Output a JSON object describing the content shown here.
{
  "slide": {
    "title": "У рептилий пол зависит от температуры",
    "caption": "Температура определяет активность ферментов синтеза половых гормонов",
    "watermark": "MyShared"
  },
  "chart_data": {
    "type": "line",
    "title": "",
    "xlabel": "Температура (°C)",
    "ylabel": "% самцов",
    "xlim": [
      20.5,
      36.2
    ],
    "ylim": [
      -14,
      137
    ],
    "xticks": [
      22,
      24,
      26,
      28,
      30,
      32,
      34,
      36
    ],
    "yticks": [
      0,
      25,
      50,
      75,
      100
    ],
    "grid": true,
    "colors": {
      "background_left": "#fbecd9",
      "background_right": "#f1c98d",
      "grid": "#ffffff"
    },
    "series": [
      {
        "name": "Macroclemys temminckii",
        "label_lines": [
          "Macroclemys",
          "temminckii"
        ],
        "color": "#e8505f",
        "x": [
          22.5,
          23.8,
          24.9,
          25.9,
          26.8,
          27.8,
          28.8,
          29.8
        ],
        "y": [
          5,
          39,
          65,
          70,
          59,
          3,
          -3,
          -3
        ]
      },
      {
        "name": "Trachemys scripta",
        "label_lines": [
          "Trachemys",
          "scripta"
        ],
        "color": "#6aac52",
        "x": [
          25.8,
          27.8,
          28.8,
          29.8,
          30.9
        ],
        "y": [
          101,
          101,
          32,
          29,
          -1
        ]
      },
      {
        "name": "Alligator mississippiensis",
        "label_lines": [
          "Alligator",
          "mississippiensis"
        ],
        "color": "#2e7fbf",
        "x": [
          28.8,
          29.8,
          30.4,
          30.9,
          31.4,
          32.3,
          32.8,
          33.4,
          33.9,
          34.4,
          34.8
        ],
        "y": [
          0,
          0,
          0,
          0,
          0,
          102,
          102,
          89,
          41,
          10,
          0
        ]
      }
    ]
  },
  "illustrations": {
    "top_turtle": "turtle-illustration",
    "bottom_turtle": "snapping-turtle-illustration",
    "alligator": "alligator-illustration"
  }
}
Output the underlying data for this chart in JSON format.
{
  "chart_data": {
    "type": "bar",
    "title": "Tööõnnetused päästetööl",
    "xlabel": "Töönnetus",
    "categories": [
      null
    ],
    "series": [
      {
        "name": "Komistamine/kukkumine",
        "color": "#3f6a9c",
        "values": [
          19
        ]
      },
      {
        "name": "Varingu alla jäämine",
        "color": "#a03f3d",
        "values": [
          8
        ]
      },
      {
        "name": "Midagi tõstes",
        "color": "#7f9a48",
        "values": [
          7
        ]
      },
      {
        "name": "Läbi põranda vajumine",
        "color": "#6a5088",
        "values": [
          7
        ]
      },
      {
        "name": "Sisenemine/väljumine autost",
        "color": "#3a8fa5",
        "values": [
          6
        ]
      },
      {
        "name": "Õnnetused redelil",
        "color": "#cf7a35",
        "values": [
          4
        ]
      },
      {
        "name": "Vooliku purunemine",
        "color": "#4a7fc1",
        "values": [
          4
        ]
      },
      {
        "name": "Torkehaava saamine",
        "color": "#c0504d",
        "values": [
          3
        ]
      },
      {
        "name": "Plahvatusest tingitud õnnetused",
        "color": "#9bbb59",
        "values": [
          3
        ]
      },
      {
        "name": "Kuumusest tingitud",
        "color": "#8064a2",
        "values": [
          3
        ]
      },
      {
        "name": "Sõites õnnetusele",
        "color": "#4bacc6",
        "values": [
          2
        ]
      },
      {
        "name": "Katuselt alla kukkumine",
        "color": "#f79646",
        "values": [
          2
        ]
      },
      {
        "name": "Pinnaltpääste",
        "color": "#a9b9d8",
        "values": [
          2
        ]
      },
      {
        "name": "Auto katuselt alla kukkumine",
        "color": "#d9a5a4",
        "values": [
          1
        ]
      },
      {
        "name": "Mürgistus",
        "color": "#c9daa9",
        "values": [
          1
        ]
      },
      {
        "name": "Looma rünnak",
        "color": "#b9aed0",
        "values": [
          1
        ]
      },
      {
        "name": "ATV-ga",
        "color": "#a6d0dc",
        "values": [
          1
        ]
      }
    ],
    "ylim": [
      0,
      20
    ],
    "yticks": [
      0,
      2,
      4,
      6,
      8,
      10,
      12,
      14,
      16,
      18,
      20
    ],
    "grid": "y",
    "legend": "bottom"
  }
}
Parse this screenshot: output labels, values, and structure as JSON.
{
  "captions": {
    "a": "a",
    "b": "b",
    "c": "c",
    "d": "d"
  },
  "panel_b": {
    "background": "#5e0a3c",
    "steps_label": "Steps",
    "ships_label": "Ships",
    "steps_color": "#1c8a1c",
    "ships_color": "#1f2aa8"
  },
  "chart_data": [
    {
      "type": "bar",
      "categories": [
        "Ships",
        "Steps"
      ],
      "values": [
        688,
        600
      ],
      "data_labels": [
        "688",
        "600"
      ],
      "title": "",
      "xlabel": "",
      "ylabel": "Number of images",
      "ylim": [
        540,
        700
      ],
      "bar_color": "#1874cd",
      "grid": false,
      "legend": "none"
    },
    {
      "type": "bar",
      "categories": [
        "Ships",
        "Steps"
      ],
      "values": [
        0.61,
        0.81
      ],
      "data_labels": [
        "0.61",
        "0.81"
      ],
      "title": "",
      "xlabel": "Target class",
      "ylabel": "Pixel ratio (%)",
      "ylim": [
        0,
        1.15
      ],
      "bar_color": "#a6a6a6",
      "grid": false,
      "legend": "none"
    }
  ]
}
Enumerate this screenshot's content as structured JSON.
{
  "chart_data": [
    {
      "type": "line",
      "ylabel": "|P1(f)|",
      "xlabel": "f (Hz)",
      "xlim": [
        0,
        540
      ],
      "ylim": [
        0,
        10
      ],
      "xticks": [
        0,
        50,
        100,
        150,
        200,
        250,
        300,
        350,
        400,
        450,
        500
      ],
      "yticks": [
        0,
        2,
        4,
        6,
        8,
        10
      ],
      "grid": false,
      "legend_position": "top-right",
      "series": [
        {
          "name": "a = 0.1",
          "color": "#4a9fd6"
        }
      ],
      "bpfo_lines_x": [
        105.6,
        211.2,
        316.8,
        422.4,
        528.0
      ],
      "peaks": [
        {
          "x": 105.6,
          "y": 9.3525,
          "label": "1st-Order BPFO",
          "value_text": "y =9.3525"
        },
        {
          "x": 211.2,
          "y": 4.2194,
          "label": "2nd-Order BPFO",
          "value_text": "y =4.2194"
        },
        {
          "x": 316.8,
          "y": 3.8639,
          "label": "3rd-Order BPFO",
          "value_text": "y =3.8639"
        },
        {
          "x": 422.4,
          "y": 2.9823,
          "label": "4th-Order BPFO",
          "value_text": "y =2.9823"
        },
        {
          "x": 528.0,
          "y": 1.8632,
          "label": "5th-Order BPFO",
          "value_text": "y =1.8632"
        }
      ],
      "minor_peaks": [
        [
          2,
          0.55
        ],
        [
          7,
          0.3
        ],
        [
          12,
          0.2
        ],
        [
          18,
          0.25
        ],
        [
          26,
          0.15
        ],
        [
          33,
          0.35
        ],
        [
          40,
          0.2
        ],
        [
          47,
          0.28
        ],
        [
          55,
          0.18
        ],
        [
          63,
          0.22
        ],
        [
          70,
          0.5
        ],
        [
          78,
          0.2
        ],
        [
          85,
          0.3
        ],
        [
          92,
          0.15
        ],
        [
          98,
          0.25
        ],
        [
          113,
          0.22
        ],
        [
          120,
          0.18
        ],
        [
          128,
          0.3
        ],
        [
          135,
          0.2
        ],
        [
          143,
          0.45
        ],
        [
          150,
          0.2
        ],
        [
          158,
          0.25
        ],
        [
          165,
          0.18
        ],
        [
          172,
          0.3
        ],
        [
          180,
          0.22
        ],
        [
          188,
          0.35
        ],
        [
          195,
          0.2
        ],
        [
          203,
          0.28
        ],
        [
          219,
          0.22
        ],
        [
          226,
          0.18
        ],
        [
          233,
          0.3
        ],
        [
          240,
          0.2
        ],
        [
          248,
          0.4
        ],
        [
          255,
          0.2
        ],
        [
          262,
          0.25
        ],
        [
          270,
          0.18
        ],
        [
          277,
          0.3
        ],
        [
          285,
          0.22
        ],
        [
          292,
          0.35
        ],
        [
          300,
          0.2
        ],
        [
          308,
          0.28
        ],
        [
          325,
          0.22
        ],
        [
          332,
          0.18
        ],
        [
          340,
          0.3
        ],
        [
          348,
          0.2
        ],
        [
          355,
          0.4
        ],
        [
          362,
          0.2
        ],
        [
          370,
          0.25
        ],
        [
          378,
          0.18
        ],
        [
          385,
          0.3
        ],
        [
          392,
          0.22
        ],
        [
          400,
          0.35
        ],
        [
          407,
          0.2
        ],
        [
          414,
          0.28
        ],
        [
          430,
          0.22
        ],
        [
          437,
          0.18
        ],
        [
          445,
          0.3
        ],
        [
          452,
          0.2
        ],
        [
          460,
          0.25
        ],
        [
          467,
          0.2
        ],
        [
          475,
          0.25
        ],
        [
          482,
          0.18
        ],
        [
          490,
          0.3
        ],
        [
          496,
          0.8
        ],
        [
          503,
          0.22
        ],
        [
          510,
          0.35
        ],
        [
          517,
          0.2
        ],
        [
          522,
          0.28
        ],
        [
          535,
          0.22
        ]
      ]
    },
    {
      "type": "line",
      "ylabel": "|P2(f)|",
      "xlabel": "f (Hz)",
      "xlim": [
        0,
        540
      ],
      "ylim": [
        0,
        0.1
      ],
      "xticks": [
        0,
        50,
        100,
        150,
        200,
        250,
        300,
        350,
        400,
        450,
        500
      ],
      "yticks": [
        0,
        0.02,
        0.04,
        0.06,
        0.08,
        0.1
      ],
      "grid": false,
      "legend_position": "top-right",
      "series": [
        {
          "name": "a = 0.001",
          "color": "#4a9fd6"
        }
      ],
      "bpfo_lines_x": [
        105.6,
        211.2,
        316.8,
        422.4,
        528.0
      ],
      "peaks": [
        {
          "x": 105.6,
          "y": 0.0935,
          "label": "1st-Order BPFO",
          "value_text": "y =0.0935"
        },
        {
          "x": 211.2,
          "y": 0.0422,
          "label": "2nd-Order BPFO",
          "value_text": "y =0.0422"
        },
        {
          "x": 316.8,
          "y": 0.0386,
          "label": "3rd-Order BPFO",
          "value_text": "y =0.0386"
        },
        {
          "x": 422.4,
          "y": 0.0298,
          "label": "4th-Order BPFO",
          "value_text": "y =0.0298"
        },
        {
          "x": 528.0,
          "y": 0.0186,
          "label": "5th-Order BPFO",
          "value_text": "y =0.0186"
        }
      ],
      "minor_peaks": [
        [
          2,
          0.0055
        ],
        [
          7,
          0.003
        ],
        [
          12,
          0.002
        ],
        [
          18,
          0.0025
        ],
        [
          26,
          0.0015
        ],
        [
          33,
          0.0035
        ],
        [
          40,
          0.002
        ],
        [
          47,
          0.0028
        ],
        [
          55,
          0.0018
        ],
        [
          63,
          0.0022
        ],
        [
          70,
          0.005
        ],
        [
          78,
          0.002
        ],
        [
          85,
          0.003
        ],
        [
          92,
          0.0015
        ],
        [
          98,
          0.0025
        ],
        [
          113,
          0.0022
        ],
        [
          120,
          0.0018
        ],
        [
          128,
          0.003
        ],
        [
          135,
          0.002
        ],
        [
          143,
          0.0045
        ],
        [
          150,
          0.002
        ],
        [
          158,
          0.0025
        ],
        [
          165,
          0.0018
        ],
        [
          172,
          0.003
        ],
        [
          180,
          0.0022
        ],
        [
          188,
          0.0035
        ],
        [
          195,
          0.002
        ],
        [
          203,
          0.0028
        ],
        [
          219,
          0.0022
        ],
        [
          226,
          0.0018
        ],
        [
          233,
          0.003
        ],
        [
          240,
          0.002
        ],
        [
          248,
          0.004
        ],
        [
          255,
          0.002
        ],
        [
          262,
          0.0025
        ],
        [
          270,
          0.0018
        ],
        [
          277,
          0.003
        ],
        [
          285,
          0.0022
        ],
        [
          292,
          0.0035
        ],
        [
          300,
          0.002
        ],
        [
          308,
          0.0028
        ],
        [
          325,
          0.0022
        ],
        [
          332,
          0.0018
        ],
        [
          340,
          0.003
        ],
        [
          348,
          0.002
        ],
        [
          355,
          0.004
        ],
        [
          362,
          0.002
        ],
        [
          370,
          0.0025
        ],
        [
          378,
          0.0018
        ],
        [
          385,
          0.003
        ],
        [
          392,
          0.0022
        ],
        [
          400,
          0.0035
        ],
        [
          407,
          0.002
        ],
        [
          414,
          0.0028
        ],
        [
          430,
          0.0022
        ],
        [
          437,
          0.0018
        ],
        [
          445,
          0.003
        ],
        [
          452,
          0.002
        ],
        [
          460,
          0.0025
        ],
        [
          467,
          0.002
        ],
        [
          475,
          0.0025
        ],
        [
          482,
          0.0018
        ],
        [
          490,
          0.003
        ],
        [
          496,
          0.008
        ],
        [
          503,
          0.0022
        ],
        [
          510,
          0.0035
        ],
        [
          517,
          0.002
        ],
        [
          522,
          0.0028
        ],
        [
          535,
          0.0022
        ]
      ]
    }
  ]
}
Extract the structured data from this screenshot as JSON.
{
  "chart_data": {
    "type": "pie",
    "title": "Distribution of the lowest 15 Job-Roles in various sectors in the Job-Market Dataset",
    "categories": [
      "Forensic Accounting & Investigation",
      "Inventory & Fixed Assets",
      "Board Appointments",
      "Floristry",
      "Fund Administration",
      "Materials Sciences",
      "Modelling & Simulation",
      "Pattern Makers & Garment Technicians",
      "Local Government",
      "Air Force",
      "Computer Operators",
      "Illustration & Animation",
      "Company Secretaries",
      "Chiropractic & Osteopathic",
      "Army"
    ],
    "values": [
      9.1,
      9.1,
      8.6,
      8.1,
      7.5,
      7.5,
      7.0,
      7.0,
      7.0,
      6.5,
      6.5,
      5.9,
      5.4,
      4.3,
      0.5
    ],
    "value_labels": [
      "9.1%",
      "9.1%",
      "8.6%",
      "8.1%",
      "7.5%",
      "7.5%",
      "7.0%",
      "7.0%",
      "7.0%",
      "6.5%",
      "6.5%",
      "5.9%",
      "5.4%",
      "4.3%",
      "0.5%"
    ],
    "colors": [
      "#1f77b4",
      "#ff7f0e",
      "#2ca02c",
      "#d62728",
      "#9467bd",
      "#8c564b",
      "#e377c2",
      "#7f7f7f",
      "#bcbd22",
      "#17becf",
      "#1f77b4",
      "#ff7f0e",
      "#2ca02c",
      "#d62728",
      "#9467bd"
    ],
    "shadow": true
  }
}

----

- Instructions to follow
In the data above, how many lines contain the string "turtle"? Answer with the number only.

- Response below
2